::: Task material :::

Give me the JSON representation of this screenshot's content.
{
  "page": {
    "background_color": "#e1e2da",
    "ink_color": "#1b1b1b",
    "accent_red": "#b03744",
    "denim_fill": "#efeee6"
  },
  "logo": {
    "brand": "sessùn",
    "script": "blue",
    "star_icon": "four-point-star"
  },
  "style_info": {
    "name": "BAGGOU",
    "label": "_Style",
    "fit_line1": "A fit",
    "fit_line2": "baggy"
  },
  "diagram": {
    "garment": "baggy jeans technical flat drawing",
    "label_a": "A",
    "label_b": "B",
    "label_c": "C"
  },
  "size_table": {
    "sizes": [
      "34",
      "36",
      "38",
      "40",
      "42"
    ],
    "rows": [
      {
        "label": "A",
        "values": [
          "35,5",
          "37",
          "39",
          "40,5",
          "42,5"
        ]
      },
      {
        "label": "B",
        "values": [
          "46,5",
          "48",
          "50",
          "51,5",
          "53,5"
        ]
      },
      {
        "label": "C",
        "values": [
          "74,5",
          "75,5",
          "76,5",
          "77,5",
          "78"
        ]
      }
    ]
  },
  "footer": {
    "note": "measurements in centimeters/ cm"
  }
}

:::

◆ What to produce ◆
Determine how many lines in the listing above hold the string "baggy", then write only the number.

◆ Task response ◆
2